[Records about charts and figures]
********************

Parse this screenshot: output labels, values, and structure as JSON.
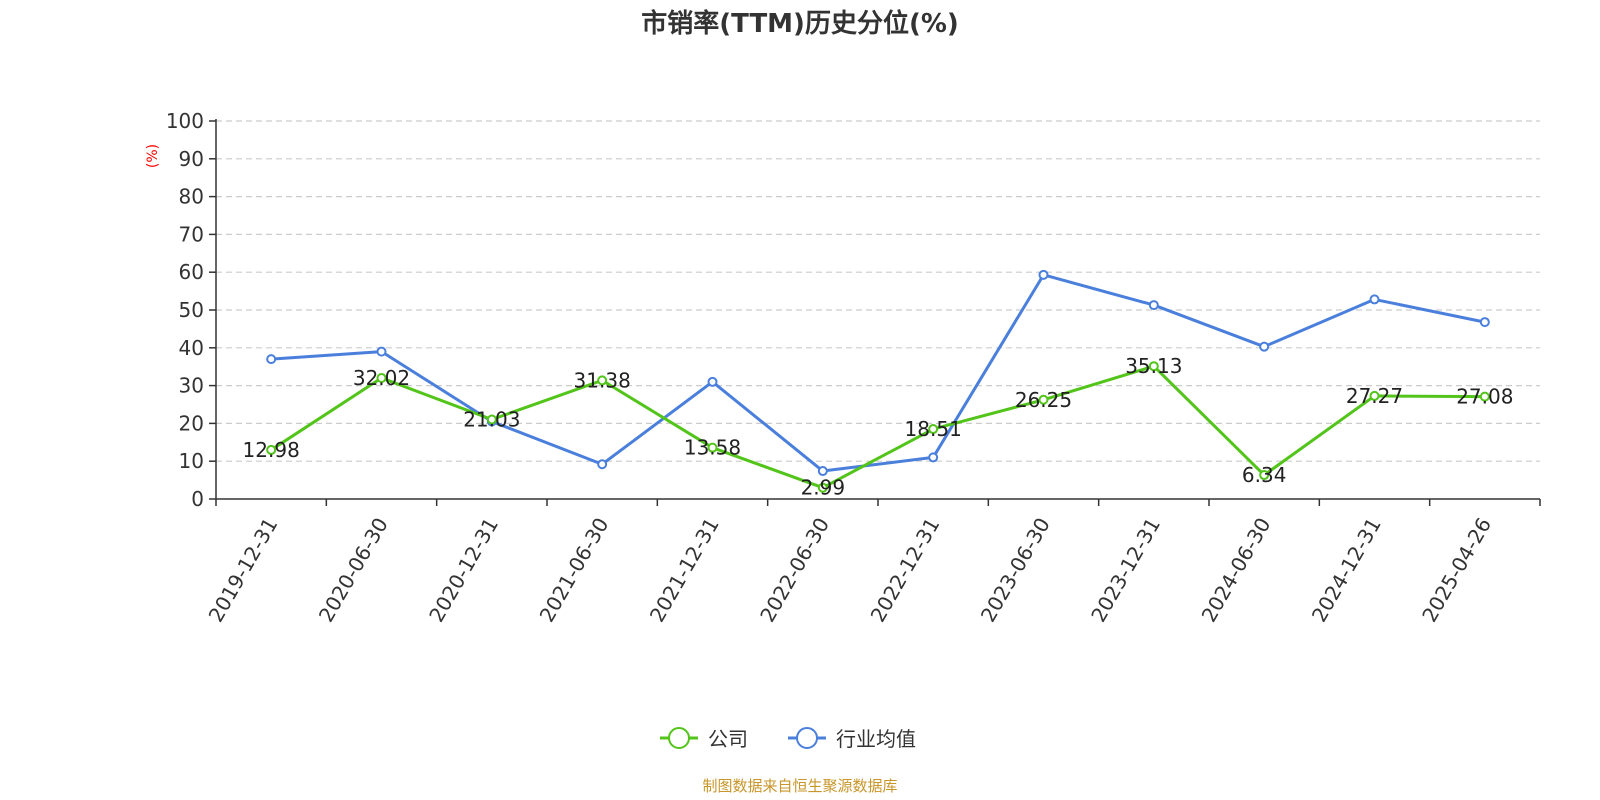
{
  "chart_data": {
    "type": "line",
    "title": "市销率(TTM)历史分位(%)",
    "ylabel": "(%)",
    "xlabel": "",
    "ylim": [
      0,
      100
    ],
    "yticks": [
      0,
      10,
      20,
      30,
      40,
      50,
      60,
      70,
      80,
      90,
      100
    ],
    "grid": true,
    "legend_position": "bottom-center",
    "categories": [
      "2019-12-31",
      "2020-06-30",
      "2020-12-31",
      "2021-06-30",
      "2021-12-31",
      "2022-06-30",
      "2022-12-31",
      "2023-06-30",
      "2023-12-31",
      "2024-06-30",
      "2024-12-31",
      "2025-04-26"
    ],
    "series": [
      {
        "name": "公司",
        "color": "#52c41a",
        "values": [
          12.98,
          32.02,
          21.03,
          31.38,
          13.58,
          2.99,
          18.51,
          26.25,
          35.13,
          6.34,
          27.27,
          27.08
        ],
        "labels": [
          "12.98",
          "32.02",
          "21.03",
          "31.38",
          "13.58",
          "2.99",
          "18.51",
          "26.25",
          "35.13",
          "6.34",
          "27.27",
          "27.08"
        ]
      },
      {
        "name": "行业均值",
        "color": "#4a7fdc",
        "values": [
          37.0,
          39.0,
          20.5,
          9.2,
          31.0,
          7.4,
          11.0,
          59.3,
          51.3,
          40.3,
          52.8,
          46.8
        ]
      }
    ],
    "source": "制图数据来自恒生聚源数据库",
    "source_color": "#c8962a",
    "unit_color": "#ff0000"
  }
}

********************

▶ [DIRECTION] Copy all of the entries verbatim, leaving out any pictures they contain.

▶ [RESULT OF THIS TASK]
Parse this screenshot: output labels, values, and structure as JSON.
{
  "chart_data": {
    "type": "line",
    "title": "市销率(TTM)历史分位(%)",
    "ylabel": "(%)",
    "xlabel": "",
    "ylim": [
      0,
      100
    ],
    "yticks": [
      0,
      10,
      20,
      30,
      40,
      50,
      60,
      70,
      80,
      90,
      100
    ],
    "grid": true,
    "legend_position": "bottom-center",
    "categories": [
      "2019-12-31",
      "2020-06-30",
      "2020-12-31",
      "2021-06-30",
      "2021-12-31",
      "2022-06-30",
      "2022-12-31",
      "2023-06-30",
      "2023-12-31",
      "2024-06-30",
      "2024-12-31",
      "2025-04-26"
    ],
    "series": [
      {
        "name": "公司",
        "color": "#52c41a",
        "values": [
          12.98,
          32.02,
          21.03,
          31.38,
          13.58,
          2.99,
          18.51,
          26.25,
          35.13,
          6.34,
          27.27,
          27.08
        ],
        "labels": [
          "12.98",
          "32.02",
          "21.03",
          "31.38",
          "13.58",
          "2.99",
          "18.51",
          "26.25",
          "35.13",
          "6.34",
          "27.27",
          "27.08"
        ]
      },
      {
        "name": "行业均值",
        "color": "#4a7fdc",
        "values": [
          37.0,
          39.0,
          20.5,
          9.2,
          31.0,
          7.4,
          11.0,
          59.3,
          51.3,
          40.3,
          52.8,
          46.8
        ]
      }
    ],
    "source": "制图数据来自恒生聚源数据库",
    "source_color": "#c8962a",
    "unit_color": "#ff0000"
  }
}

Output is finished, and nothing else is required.